Task instructions: Say how many lines hold the string "Mäusburg", and nothing more.

[Dataset items]
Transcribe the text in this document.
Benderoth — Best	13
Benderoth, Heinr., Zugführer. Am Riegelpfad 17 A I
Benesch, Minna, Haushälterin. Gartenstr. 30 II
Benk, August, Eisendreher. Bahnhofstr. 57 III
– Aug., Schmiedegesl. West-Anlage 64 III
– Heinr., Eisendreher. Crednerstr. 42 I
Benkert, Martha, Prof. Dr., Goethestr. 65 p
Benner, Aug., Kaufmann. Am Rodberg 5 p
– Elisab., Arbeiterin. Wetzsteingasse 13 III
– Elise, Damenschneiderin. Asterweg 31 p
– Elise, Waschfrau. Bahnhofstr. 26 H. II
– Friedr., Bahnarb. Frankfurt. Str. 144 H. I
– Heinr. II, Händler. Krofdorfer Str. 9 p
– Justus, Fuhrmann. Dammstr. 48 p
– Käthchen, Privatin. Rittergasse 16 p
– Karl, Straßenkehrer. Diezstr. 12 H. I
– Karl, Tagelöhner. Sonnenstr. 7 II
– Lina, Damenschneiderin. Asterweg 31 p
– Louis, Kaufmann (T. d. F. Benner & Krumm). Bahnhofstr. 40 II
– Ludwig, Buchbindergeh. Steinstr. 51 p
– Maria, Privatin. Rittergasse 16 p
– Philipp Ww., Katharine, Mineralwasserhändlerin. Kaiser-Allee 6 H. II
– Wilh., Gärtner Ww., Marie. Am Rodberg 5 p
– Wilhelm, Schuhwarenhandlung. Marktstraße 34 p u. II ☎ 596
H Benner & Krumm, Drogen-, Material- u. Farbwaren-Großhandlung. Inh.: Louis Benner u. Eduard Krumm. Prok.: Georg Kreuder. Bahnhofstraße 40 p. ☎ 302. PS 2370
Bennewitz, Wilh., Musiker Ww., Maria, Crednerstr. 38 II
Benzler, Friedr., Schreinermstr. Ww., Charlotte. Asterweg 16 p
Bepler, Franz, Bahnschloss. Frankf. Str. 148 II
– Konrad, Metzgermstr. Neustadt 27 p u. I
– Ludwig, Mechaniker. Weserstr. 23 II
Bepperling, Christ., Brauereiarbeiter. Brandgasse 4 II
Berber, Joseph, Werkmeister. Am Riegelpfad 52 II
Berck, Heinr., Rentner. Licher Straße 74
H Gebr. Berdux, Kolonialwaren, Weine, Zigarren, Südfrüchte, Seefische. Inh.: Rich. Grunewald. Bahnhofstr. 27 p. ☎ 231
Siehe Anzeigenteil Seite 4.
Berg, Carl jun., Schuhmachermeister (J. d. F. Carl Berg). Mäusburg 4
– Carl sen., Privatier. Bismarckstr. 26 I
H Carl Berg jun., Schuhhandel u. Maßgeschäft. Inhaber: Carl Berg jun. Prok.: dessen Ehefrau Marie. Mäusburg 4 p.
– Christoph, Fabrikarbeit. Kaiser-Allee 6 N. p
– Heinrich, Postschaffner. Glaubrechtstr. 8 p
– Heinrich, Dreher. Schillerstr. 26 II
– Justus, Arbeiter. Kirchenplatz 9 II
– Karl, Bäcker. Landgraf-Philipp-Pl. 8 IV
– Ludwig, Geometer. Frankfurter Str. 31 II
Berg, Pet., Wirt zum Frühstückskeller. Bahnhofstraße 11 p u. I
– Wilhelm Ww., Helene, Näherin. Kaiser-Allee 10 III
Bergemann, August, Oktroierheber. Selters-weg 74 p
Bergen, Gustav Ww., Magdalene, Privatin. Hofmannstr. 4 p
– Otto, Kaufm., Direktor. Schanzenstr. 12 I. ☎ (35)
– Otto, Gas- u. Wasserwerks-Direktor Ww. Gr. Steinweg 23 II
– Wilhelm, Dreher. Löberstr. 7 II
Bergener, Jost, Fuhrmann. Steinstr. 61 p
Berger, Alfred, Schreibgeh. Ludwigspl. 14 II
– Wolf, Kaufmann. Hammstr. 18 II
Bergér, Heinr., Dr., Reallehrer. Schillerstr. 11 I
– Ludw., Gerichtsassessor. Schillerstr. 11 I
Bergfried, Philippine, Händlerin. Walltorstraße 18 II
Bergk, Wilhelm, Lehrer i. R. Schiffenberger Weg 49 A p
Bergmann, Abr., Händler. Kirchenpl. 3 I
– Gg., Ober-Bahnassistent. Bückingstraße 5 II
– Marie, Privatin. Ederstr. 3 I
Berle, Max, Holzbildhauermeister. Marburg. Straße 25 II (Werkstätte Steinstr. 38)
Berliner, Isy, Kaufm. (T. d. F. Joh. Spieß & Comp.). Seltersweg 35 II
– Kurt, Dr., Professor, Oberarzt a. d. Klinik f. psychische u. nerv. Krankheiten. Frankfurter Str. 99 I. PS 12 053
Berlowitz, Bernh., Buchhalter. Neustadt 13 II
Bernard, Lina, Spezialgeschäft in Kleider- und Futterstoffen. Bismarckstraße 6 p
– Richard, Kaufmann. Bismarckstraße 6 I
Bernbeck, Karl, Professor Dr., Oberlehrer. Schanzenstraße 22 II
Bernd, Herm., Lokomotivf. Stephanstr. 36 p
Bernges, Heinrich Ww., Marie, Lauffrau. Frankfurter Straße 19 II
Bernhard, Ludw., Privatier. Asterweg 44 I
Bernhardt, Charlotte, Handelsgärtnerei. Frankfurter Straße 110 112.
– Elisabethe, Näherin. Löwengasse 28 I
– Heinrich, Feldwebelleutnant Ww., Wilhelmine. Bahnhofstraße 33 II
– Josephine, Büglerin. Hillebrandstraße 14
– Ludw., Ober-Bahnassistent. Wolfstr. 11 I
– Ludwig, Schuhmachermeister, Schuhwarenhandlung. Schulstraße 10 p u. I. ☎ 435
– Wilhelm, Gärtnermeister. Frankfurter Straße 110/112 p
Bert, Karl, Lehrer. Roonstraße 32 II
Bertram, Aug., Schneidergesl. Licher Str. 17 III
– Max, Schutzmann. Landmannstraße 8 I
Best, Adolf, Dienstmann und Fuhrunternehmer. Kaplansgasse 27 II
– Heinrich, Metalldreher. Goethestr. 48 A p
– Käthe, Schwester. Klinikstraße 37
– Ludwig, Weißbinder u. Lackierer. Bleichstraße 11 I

Exercise result: 2